* begin SOURCE MATERIAL *

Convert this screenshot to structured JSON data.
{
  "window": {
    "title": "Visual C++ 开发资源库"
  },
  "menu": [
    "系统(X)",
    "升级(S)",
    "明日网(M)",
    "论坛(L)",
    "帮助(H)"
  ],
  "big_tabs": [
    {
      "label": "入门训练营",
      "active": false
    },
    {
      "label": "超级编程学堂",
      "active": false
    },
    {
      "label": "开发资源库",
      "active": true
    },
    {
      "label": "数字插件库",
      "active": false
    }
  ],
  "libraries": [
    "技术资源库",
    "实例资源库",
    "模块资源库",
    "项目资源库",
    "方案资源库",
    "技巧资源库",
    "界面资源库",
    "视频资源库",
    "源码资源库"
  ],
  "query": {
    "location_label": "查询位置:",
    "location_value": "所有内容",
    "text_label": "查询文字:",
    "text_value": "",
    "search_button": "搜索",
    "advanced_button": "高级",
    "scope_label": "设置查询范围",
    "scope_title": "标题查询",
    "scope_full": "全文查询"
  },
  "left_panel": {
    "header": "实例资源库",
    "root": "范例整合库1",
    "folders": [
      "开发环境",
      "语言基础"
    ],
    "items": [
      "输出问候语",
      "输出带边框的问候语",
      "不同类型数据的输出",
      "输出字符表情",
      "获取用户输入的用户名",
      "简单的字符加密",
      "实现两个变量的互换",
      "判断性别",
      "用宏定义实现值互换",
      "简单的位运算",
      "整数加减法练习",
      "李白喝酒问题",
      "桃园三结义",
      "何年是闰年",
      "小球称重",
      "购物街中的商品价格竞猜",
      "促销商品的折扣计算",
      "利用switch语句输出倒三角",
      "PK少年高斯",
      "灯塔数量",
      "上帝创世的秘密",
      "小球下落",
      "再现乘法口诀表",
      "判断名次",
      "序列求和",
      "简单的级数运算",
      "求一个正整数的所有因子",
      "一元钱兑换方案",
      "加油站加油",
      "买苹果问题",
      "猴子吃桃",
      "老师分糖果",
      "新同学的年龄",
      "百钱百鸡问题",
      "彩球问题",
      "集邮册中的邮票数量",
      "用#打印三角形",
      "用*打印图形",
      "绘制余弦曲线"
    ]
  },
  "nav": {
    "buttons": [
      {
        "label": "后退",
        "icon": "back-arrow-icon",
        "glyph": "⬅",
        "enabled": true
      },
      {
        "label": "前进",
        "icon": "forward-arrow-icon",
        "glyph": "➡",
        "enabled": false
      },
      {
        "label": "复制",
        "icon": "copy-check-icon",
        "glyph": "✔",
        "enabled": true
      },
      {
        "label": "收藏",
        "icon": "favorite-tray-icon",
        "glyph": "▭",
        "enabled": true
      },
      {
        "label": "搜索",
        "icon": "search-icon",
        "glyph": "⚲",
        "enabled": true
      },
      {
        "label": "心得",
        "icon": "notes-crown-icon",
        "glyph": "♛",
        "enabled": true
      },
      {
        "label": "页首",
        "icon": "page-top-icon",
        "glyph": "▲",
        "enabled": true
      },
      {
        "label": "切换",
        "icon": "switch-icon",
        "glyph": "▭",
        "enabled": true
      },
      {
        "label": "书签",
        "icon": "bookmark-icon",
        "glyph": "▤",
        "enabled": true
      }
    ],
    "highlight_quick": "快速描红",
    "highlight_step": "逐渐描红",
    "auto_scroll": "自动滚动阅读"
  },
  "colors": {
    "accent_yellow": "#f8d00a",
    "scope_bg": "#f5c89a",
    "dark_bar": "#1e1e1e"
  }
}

* end SOURCE MATERIAL *

• **TASK**: Your task is to quote all of the data word for word.

• **THE ANSWER**:
Convert this screenshot to structured JSON data.
{
  "window": {
    "title": "Visual C++ 开发资源库"
  },
  "menu": [
    "系统(X)",
    "升级(S)",
    "明日网(M)",
    "论坛(L)",
    "帮助(H)"
  ],
  "big_tabs": [
    {
      "label": "入门训练营",
      "active": false
    },
    {
      "label": "超级编程学堂",
      "active": false
    },
    {
      "label": "开发资源库",
      "active": true
    },
    {
      "label": "数字插件库",
      "active": false
    }
  ],
  "libraries": [
    "技术资源库",
    "实例资源库",
    "模块资源库",
    "项目资源库",
    "方案资源库",
    "技巧资源库",
    "界面资源库",
    "视频资源库",
    "源码资源库"
  ],
  "query": {
    "location_label": "查询位置:",
    "location_value": "所有内容",
    "text_label": "查询文字:",
    "text_value": "",
    "search_button": "搜索",
    "advanced_button": "高级",
    "scope_label": "设置查询范围",
    "scope_title": "标题查询",
    "scope_full": "全文查询"
  },
  "left_panel": {
    "header": "实例资源库",
    "root": "范例整合库1",
    "folders": [
      "开发环境",
      "语言基础"
    ],
    "items": [
      "输出问候语",
      "输出带边框的问候语",
      "不同类型数据的输出",
      "输出字符表情",
      "获取用户输入的用户名",
      "简单的字符加密",
      "实现两个变量的互换",
      "判断性别",
      "用宏定义实现值互换",
      "简单的位运算",
      "整数加减法练习",
      "李白喝酒问题",
      "桃园三结义",
      "何年是闰年",
      "小球称重",
      "购物街中的商品价格竞猜",
      "促销商品的折扣计算",
      "利用switch语句输出倒三角",
      "PK少年高斯",
      "灯塔数量",
      "上帝创世的秘密",
      "小球下落",
      "再现乘法口诀表",
      "判断名次",
      "序列求和",
      "简单的级数运算",
      "求一个正整数的所有因子",
      "一元钱兑换方案",
      "加油站加油",
      "买苹果问题",
      "猴子吃桃",
      "老师分糖果",
      "新同学的年龄",
      "百钱百鸡问题",
      "彩球问题",
      "集邮册中的邮票数量",
      "用#打印三角形",
      "用*打印图形",
      "绘制余弦曲线"
    ]
  },
  "nav": {
    "buttons": [
      {
        "label": "后退",
        "icon": "back-arrow-icon",
        "glyph": "⬅",
        "enabled": true
      },
      {
        "label": "前进",
        "icon": "forward-arrow-icon",
        "glyph": "➡",
        "enabled": false
      },
      {
        "label": "复制",
        "icon": "copy-check-icon",
        "glyph": "✔",
        "enabled": true
      },
      {
        "label": "收藏",
        "icon": "favorite-tray-icon",
        "glyph": "▭",
        "enabled": true
      },
      {
        "label": "搜索",
        "icon": "search-icon",
        "glyph": "⚲",
        "enabled": true
      },
      {
        "label": "心得",
        "icon": "notes-crown-icon",
        "glyph": "♛",
        "enabled": true
      },
      {
        "label": "页首",
        "icon": "page-top-icon",
        "glyph": "▲",
        "enabled": true
      },
      {
        "label": "切换",
        "icon": "switch-icon",
        "glyph": "▭",
        "enabled": true
      },
      {
        "label": "书签",
        "icon": "bookmark-icon",
        "glyph": "▤",
        "enabled": true
      }
    ],
    "highlight_quick": "快速描红",
    "highlight_step": "逐渐描红",
    "auto_scroll": "自动滚动阅读"
  },
  "colors": {
    "accent_yellow": "#f8d00a",
    "scope_bg": "#f5c89a",
    "dark_bar": "#1e1e1e"
  }
}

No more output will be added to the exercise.